STUDY TEXT.

Why Every South African Needs a Valid Will

25 March 202614 min read

Understanding estate planning, intestate succession, and the protection of your loved ones

Death is an inevitability that most people prefer not to contemplate. Yet the failure to plan for one's death can have devastating consequences for the people left behind. In South Africa, the law provides a clear and well-established framework for the drafting and execution of wills, the administration of deceased estates, and the distribution of assets upon death. Despite this, surveys consistently indicate that a significant majority of South Africans die without a valid will, leaving their loved ones to navigate the complexities of intestate succession at an already difficult time.

The Importance of Having a Will

A will is a legal document in which a person (the testator) sets out their wishes regarding the distribution of their assets upon their death. A valid will provides certainty, reduces the potential for disputes among family members, and ensures that the testator's wishes are carried out. Without a valid will, the testator's estate is distributed in accordance with the rules of intestate succession, which may not reflect the testator's wishes and can result in outcomes that are unfair or inadequate.

The key benefits of having a valid will include:

  • Control over asset distribution: A will allows the testator to determine who receives their assets and in what proportions. Without a will, the law determines the distribution of assets according to a fixed formula.
  • Appointment of an executor: The testator can appoint a trusted person or institution to administer their estate. Without a will, the Master of the High Court appoints an executor, who may be a stranger to the family.
  • Protection of minor children: A will enables the testator to nominate a guardian for their minor children and to establish testamentary trusts to manage the children's inheritances until they reach a specified age.
  • Tax efficiency: Proper estate planning, including the strategic use of testamentary trusts and other mechanisms, can reduce the estate's liability for estate duty and other taxes.
  • Prevention of disputes: A clearly drafted will reduces the potential for disputes among family members and other potential beneficiaries, which can be costly, protracted, and emotionally damaging.

Who May Make a Will?

THE DATA.

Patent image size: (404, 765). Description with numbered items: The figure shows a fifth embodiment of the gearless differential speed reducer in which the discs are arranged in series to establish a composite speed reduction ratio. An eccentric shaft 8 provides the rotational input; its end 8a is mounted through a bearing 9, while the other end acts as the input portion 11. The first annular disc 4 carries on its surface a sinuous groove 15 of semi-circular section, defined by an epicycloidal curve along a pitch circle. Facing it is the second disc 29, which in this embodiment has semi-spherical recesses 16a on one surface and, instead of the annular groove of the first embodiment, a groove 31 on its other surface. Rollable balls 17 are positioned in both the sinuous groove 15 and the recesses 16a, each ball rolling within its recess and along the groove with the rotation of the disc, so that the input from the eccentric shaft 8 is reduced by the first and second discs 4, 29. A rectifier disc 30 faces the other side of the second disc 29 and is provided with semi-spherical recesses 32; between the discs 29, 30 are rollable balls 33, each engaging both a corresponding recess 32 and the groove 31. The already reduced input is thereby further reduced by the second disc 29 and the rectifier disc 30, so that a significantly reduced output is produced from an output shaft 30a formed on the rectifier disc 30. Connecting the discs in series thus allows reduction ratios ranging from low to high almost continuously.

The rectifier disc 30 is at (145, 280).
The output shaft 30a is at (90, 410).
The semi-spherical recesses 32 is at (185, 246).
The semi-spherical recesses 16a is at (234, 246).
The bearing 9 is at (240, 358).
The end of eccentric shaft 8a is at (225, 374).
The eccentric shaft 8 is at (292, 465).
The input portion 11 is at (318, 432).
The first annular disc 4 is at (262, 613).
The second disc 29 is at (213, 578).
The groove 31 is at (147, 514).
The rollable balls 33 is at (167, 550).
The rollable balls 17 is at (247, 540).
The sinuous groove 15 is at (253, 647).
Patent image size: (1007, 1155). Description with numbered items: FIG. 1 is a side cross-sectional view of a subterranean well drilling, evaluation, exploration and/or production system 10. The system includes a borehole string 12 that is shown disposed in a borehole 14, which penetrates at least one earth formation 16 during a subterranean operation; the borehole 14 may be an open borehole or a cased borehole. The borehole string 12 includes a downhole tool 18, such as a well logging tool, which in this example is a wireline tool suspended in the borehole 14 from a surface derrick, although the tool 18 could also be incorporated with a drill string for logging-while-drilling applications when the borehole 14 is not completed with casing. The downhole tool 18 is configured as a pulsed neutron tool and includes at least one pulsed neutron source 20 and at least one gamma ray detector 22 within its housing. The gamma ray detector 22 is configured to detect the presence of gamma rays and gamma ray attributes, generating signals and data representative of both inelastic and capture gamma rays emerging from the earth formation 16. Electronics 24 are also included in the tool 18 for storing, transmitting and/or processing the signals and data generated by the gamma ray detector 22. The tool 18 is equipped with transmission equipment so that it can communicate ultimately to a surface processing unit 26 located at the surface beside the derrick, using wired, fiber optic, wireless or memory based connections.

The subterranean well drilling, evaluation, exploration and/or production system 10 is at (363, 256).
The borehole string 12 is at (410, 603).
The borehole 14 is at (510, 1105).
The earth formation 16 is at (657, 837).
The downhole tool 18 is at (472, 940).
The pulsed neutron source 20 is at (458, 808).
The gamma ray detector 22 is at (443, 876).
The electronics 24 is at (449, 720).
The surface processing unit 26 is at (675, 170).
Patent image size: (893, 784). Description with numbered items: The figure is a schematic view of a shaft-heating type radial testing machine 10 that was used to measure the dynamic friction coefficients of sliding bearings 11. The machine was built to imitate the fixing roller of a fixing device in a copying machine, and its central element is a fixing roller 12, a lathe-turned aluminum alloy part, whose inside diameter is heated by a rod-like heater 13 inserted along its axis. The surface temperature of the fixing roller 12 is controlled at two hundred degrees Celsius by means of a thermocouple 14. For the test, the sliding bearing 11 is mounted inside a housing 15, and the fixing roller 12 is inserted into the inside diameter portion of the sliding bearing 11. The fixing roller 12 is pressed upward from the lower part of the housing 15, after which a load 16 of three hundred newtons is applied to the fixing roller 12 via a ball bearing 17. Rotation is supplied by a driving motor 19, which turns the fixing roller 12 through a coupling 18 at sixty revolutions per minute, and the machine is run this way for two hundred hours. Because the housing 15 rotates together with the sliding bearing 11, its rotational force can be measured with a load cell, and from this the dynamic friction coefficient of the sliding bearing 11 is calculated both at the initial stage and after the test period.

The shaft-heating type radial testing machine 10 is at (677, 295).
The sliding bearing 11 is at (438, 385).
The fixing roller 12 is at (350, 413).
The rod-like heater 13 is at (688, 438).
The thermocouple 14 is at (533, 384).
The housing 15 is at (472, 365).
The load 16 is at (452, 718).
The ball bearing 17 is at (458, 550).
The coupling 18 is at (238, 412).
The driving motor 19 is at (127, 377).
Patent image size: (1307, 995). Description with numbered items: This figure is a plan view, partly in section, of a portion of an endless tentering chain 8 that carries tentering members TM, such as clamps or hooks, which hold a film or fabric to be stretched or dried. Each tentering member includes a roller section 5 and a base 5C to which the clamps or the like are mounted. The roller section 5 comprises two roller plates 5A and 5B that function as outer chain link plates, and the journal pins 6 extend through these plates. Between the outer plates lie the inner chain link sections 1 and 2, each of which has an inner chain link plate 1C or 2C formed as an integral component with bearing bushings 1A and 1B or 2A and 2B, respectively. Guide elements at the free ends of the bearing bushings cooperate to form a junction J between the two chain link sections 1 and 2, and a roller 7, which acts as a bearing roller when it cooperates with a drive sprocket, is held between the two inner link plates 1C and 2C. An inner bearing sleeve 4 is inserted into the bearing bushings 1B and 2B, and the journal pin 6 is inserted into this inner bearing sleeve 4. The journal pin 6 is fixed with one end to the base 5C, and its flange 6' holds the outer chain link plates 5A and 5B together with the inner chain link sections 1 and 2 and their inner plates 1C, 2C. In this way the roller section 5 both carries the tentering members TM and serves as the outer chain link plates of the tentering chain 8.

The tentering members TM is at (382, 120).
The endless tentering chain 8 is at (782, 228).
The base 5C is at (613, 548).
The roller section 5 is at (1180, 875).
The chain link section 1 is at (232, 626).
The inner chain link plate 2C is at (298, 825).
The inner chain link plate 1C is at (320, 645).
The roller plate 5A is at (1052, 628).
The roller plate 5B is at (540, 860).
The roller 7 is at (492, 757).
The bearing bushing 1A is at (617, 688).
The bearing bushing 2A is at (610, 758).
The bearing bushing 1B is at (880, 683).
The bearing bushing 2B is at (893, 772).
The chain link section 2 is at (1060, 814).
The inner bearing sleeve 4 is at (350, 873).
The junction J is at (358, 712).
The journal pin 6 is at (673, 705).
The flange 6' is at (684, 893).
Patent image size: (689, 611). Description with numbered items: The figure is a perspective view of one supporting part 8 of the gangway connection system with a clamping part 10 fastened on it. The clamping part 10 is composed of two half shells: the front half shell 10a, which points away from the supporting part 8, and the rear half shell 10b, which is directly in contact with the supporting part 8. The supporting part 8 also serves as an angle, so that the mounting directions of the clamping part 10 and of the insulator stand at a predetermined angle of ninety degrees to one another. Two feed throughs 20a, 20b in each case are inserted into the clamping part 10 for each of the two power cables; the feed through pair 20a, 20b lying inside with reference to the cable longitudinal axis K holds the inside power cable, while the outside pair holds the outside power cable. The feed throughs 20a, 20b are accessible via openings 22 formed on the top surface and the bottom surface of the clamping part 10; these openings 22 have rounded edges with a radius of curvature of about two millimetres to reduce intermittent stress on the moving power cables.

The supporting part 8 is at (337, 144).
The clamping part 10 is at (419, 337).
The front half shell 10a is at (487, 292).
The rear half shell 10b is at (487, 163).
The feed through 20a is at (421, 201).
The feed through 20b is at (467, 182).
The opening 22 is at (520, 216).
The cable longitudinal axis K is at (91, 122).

EXERCISE REQUIREMENTS.
1. Answer these from the wills article:
(a) What term does the article use for the person who makes a will?
(b) Who appoints an executor when a person dies without a will?
(c) According to surveys cited in the article, what do a significant majority of South Africans do?
2. Repeat word for word the stretch of the wills article from "Why Every South" through "already difficult time.".
3. List the key benefits of having a valid will that the wills article names, giving only the short label of each.

WRITTEN ANSWERS.
1.
(a) The testator.
(b) The Master of the High Court.
(c) They die without a valid will.

2.
Why Every South African Needs a Valid Will

25 March 202614 min read

Understanding estate planning, intestate succession, and the protection of your loved ones

Death is an inevitability that most people prefer not to contemplate. Yet the failure to plan for one's death can have devastating consequences for the people left behind. In South Africa, the law provides a clear and well-established framework for the drafting and execution of wills, the administration of deceased estates, and the distribution of assets upon death. Despite this, surveys consistently indicate that a significant majority of South Africans die without a valid will, leaving their loved ones to navigate the complexities of intestate succession at an already difficult time.

3.
- Control over asset distribution
- Appointment of an executor
- Protection of minor children
- Tax efficiency
- Prevention of disputes